--- Start of SUPPLIED RECORDS ---
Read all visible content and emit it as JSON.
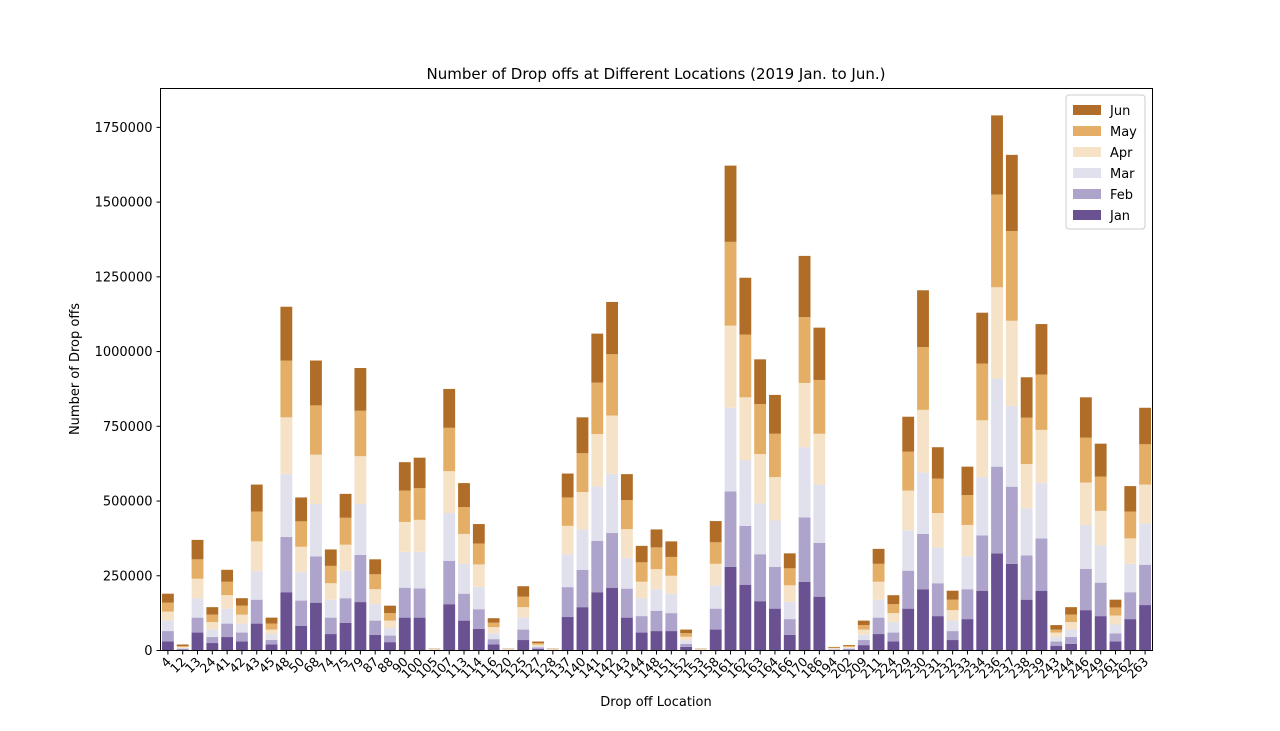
{
  "chart_data": {
    "type": "bar",
    "stacked": true,
    "title": "Number of Drop offs at Different Locations (2019 Jan. to Jun.)",
    "xlabel": "Drop off Location",
    "ylabel": "Number of Drop offs",
    "ylim": [
      0,
      1880000
    ],
    "yticks": [
      0,
      250000,
      500000,
      750000,
      1000000,
      1250000,
      1500000,
      1750000
    ],
    "yticklabels": [
      "0",
      "250000",
      "500000",
      "750000",
      "1000000",
      "1250000",
      "1500000",
      "1750000"
    ],
    "legend_position": "top-right",
    "grid": false,
    "categories": [
      "4",
      "12",
      "13",
      "24",
      "41",
      "42",
      "43",
      "45",
      "48",
      "50",
      "68",
      "74",
      "75",
      "79",
      "87",
      "88",
      "90",
      "100",
      "105",
      "107",
      "113",
      "114",
      "116",
      "120",
      "125",
      "127",
      "128",
      "137",
      "140",
      "141",
      "142",
      "143",
      "144",
      "148",
      "151",
      "152",
      "153",
      "158",
      "161",
      "162",
      "163",
      "164",
      "166",
      "170",
      "186",
      "194",
      "202",
      "209",
      "211",
      "224",
      "229",
      "230",
      "231",
      "232",
      "233",
      "234",
      "236",
      "237",
      "238",
      "239",
      "243",
      "244",
      "246",
      "249",
      "261",
      "262",
      "263"
    ],
    "series": [
      {
        "name": "Jan",
        "color": "#6a5192",
        "values": [
          30000,
          3000,
          60000,
          25000,
          45000,
          30000,
          90000,
          20000,
          195000,
          82000,
          160000,
          55000,
          92000,
          162000,
          52000,
          28000,
          110000,
          110000,
          1000,
          155000,
          100000,
          72000,
          20000,
          1000,
          35000,
          5000,
          1000,
          112000,
          145000,
          195000,
          210000,
          110000,
          60000,
          65000,
          65000,
          12000,
          1000,
          70000,
          280000,
          220000,
          165000,
          140000,
          52000,
          230000,
          180000,
          2000,
          3000,
          18000,
          55000,
          30000,
          140000,
          205000,
          115000,
          35000,
          105000,
          200000,
          325000,
          290000,
          170000,
          200000,
          15000,
          22000,
          135000,
          115000,
          30000,
          105000,
          152000
        ]
      },
      {
        "name": "Feb",
        "color": "#ada3cb",
        "values": [
          35000,
          3000,
          50000,
          20000,
          45000,
          30000,
          80000,
          15000,
          185000,
          85000,
          155000,
          55000,
          83000,
          158000,
          48000,
          22000,
          100000,
          98000,
          1000,
          145000,
          90000,
          66000,
          18000,
          1000,
          35000,
          5000,
          1000,
          100000,
          125000,
          172000,
          183000,
          97000,
          55000,
          68000,
          60000,
          10000,
          1000,
          70000,
          252000,
          197000,
          157000,
          140000,
          53000,
          215000,
          180000,
          2000,
          3000,
          17000,
          55000,
          30000,
          127000,
          185000,
          110000,
          30000,
          100000,
          185000,
          290000,
          258000,
          148000,
          175000,
          15000,
          23000,
          138000,
          112000,
          27000,
          90000,
          135000
        ]
      },
      {
        "name": "Mar",
        "color": "#e1e1ee",
        "values": [
          35000,
          3000,
          65000,
          25000,
          50000,
          30000,
          95000,
          20000,
          210000,
          95000,
          175000,
          60000,
          92000,
          170000,
          55000,
          25000,
          120000,
          122000,
          1000,
          160000,
          100000,
          75000,
          20000,
          1000,
          40000,
          5000,
          1000,
          110000,
          135000,
          182000,
          198000,
          102000,
          60000,
          72000,
          65000,
          12000,
          1000,
          78000,
          280000,
          220000,
          170000,
          155000,
          58000,
          235000,
          195000,
          2000,
          3000,
          18000,
          60000,
          35000,
          135000,
          205000,
          120000,
          35000,
          110000,
          195000,
          295000,
          270000,
          158000,
          185000,
          15000,
          25000,
          147000,
          125000,
          30000,
          95000,
          138000
        ]
      },
      {
        "name": "Apr",
        "color": "#f6e3c7",
        "values": [
          30000,
          3000,
          65000,
          25000,
          45000,
          30000,
          100000,
          15000,
          190000,
          85000,
          165000,
          55000,
          87000,
          160000,
          50000,
          25000,
          100000,
          107000,
          1000,
          140000,
          100000,
          75000,
          20000,
          1000,
          35000,
          5000,
          1000,
          95000,
          125000,
          175000,
          195000,
          97000,
          55000,
          67000,
          60000,
          12000,
          1000,
          72000,
          275000,
          210000,
          165000,
          145000,
          55000,
          215000,
          170000,
          2000,
          3000,
          17000,
          60000,
          30000,
          133000,
          210000,
          115000,
          35000,
          105000,
          190000,
          305000,
          285000,
          148000,
          178000,
          15000,
          25000,
          142000,
          115000,
          30000,
          85000,
          130000
        ]
      },
      {
        "name": "May",
        "color": "#e4ae66",
        "values": [
          30000,
          3000,
          65000,
          25000,
          45000,
          30000,
          100000,
          20000,
          190000,
          85000,
          165000,
          58000,
          90000,
          152000,
          50000,
          25000,
          105000,
          106000,
          1000,
          145000,
          90000,
          70000,
          15000,
          1000,
          35000,
          5000,
          1000,
          95000,
          130000,
          172000,
          205000,
          97000,
          65000,
          73000,
          63000,
          12000,
          1000,
          72000,
          280000,
          210000,
          167000,
          145000,
          57000,
          220000,
          180000,
          2000,
          3000,
          15000,
          60000,
          30000,
          130000,
          210000,
          115000,
          35000,
          100000,
          190000,
          310000,
          300000,
          155000,
          185000,
          10000,
          25000,
          150000,
          115000,
          27000,
          90000,
          135000
        ]
      },
      {
        "name": "Jun",
        "color": "#b06d27",
        "values": [
          30000,
          5000,
          65000,
          25000,
          40000,
          25000,
          90000,
          20000,
          180000,
          80000,
          150000,
          55000,
          80000,
          143000,
          50000,
          25000,
          95000,
          102000,
          1000,
          130000,
          80000,
          65000,
          15000,
          1000,
          35000,
          5000,
          1000,
          80000,
          120000,
          164000,
          175000,
          87000,
          55000,
          60000,
          52000,
          12000,
          1000,
          71000,
          255000,
          190000,
          150000,
          130000,
          50000,
          205000,
          175000,
          2000,
          3000,
          15000,
          50000,
          30000,
          117000,
          190000,
          105000,
          30000,
          95000,
          170000,
          265000,
          255000,
          135000,
          169000,
          15000,
          25000,
          135000,
          110000,
          26000,
          85000,
          122000
        ]
      }
    ]
  }
}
--- End of SUPPLIED RECORDS ---
■ CHALLENGE
Pull out every line of the records above that contains the word "color".

■ RESPONSE TO THIS EXERCISE
        "color": "#6a5192",
        "color": "#ada3cb",
        "color": "#e1e1ee",
        "color": "#f6e3c7",
        "color": "#e4ae66",
        "color": "#b06d27",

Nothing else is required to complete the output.